Without altering anything, output the material below.

========================================

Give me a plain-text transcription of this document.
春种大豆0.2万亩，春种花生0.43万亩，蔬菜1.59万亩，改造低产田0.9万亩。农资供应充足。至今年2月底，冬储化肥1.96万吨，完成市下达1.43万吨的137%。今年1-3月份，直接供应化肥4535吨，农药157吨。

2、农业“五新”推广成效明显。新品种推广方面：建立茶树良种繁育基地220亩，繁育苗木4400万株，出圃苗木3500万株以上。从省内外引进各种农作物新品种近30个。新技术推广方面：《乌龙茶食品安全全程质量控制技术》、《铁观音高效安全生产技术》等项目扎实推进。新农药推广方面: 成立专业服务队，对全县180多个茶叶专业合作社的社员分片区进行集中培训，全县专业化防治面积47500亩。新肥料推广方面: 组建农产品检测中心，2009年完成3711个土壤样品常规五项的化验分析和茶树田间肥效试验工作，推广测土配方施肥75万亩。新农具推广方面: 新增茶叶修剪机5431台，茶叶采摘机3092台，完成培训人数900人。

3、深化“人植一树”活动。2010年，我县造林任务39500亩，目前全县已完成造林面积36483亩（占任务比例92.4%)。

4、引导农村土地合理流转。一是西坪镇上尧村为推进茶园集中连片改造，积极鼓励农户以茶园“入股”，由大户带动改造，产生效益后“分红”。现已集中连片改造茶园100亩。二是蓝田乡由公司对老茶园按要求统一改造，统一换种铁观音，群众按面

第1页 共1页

========================================

(EXERCISE ANSWER)
Give me a plain-text transcription of this document.
春种大豆0.2万亩，春种花生0.43万亩，蔬菜1.59万亩，改造低产田0.9万亩。农资供应充足。至今年2月底，冬储化肥1.96万吨，完成市下达1.43万吨的137%。今年1-3月份，直接供应化肥4535吨，农药157吨。

2、农业“五新”推广成效明显。新品种推广方面：建立茶树良种繁育基地220亩，繁育苗木4400万株，出圃苗木3500万株以上。从省内外引进各种农作物新品种近30个。新技术推广方面：《乌龙茶食品安全全程质量控制技术》、《铁观音高效安全生产技术》等项目扎实推进。新农药推广方面: 成立专业服务队，对全县180多个茶叶专业合作社的社员分片区进行集中培训，全县专业化防治面积47500亩。新肥料推广方面: 组建农产品检测中心，2009年完成3711个土壤样品常规五项的化验分析和茶树田间肥效试验工作，推广测土配方施肥75万亩。新农具推广方面: 新增茶叶修剪机5431台，茶叶采摘机3092台，完成培训人数900人。

3、深化“人植一树”活动。2010年，我县造林任务39500亩，目前全县已完成造林面积36483亩（占任务比例92.4%)。

4、引导农村土地合理流转。一是西坪镇上尧村为推进茶园集中连片改造，积极鼓励农户以茶园“入股”，由大户带动改造，产生效益后“分红”。现已集中连片改造茶园100亩。二是蓝田乡由公司对老茶园按要求统一改造，统一换种铁观音，群众按面

第1页 共1页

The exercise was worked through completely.